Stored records
--- Start ---
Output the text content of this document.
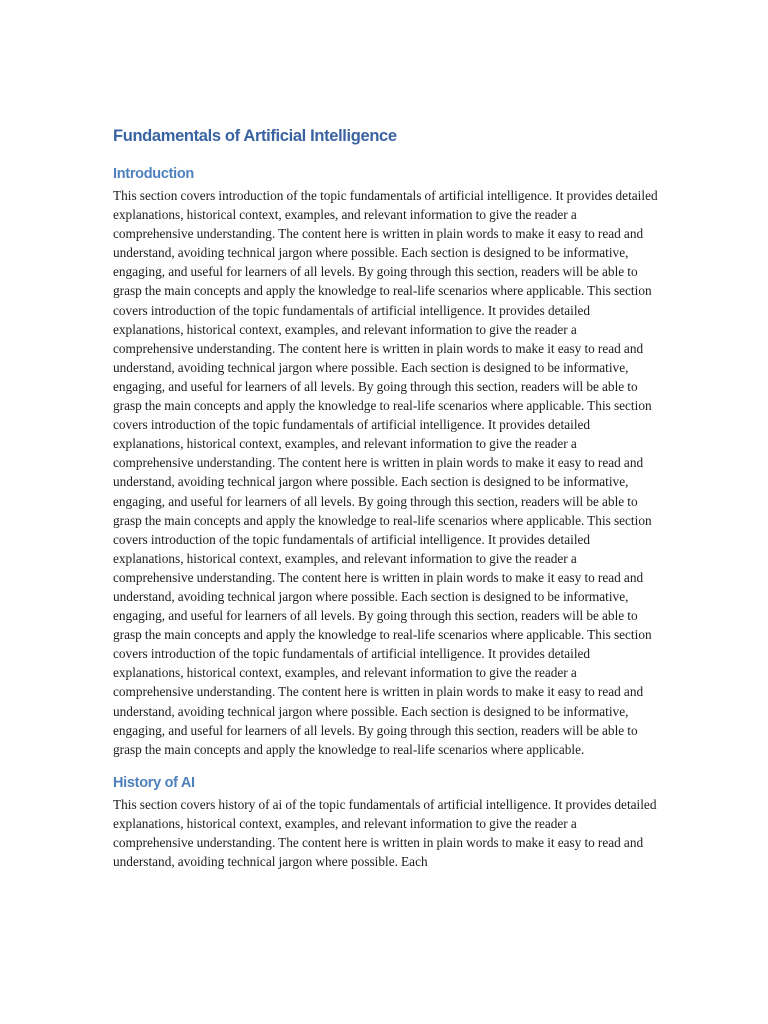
Fundamentals of Artificial Intelligence
Introduction

This section covers introduction of the topic fundamentals of artificial intelligence. It provides detailed explanations, historical context, examples, and relevant information to give the reader a comprehensive understanding. The content here is written in plain words to make it easy to read and understand, avoiding technical jargon where possible. Each section is designed to be informative, engaging, and useful for learners of all levels. By going through this section, readers will be able to grasp the main concepts and apply the knowledge to real-life scenarios where applicable. This section covers introduction of the topic fundamentals of artificial intelligence. It provides detailed explanations, historical context, examples, and relevant information to give the reader a comprehensive understanding. The content here is written in plain words to make it easy to read and understand, avoiding technical jargon where possible. Each section is designed to be informative, engaging, and useful for learners of all levels. By going through this section, readers will be able to grasp the main concepts and apply the knowledge to real-life scenarios where applicable. This section covers introduction of the topic fundamentals of artificial intelligence. It provides detailed explanations, historical context, examples, and relevant information to give the reader a comprehensive understanding. The content here is written in plain words to make it easy to read and understand, avoiding technical jargon where possible. Each section is designed to be informative, engaging, and useful for learners of all levels. By going through this section, readers will be able to grasp the main concepts and apply the knowledge to real-life scenarios where applicable. This section covers introduction of the topic fundamentals of artificial intelligence. It provides detailed explanations, historical context, examples, and relevant information to give the reader a comprehensive understanding. The content here is written in plain words to make it easy to read and understand, avoiding technical jargon where possible. Each section is designed to be informative, engaging, and useful for learners of all levels. By going through this section, readers will be able to grasp the main concepts and apply the knowledge to real-life scenarios where applicable. This section covers introduction of the topic fundamentals of artificial intelligence. It provides detailed explanations, historical context, examples, and relevant information to give the reader a comprehensive understanding. The content here is written in plain words to make it easy to read and understand, avoiding technical jargon where possible. Each section is designed to be informative, engaging, and useful for learners of all levels. By going through this section, readers will be able to grasp the main concepts and apply the knowledge to real-life scenarios where applicable.

History of AI

This section covers history of ai of the topic fundamentals of artificial intelligence. It provides detailed explanations, historical context, examples, and relevant information to give the reader a comprehensive understanding. The content here is written in plain words to make it easy to read and understand, avoiding technical jargon where possible. Each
--- End ---
Leave out all images, then reproduce the entries above exactly.

Output the text content of this document.
Fundamentals of Artificial Intelligence
Introduction

This section covers introduction of the topic fundamentals of artificial intelligence. It provides detailed explanations, historical context, examples, and relevant information to give the reader a comprehensive understanding. The content here is written in plain words to make it easy to read and understand, avoiding technical jargon where possible. Each section is designed to be informative, engaging, and useful for learners of all levels. By going through this section, readers will be able to grasp the main concepts and apply the knowledge to real-life scenarios where applicable. This section covers introduction of the topic fundamentals of artificial intelligence. It provides detailed explanations, historical context, examples, and relevant information to give the reader a comprehensive understanding. The content here is written in plain words to make it easy to read and understand, avoiding technical jargon where possible. Each section is designed to be informative, engaging, and useful for learners of all levels. By going through this section, readers will be able to grasp the main concepts and apply the knowledge to real-life scenarios where applicable. This section covers introduction of the topic fundamentals of artificial intelligence. It provides detailed explanations, historical context, examples, and relevant information to give the reader a comprehensive understanding. The content here is written in plain words to make it easy to read and understand, avoiding technical jargon where possible. Each section is designed to be informative, engaging, and useful for learners of all levels. By going through this section, readers will be able to grasp the main concepts and apply the knowledge to real-life scenarios where applicable. This section covers introduction of the topic fundamentals of artificial intelligence. It provides detailed explanations, historical context, examples, and relevant information to give the reader a comprehensive understanding. The content here is written in plain words to make it easy to read and understand, avoiding technical jargon where possible. Each section is designed to be informative, engaging, and useful for learners of all levels. By going through this section, readers will be able to grasp the main concepts and apply the knowledge to real-life scenarios where applicable. This section covers introduction of the topic fundamentals of artificial intelligence. It provides detailed explanations, historical context, examples, and relevant information to give the reader a comprehensive understanding. The content here is written in plain words to make it easy to read and understand, avoiding technical jargon where possible. Each section is designed to be informative, engaging, and useful for learners of all levels. By going through this section, readers will be able to grasp the main concepts and apply the knowledge to real-life scenarios where applicable.

History of AI

This section covers history of ai of the topic fundamentals of artificial intelligence. It provides detailed explanations, historical context, examples, and relevant information to give the reader a comprehensive understanding. The content here is written in plain words to make it easy to read and understand, avoiding technical jargon where possible. Each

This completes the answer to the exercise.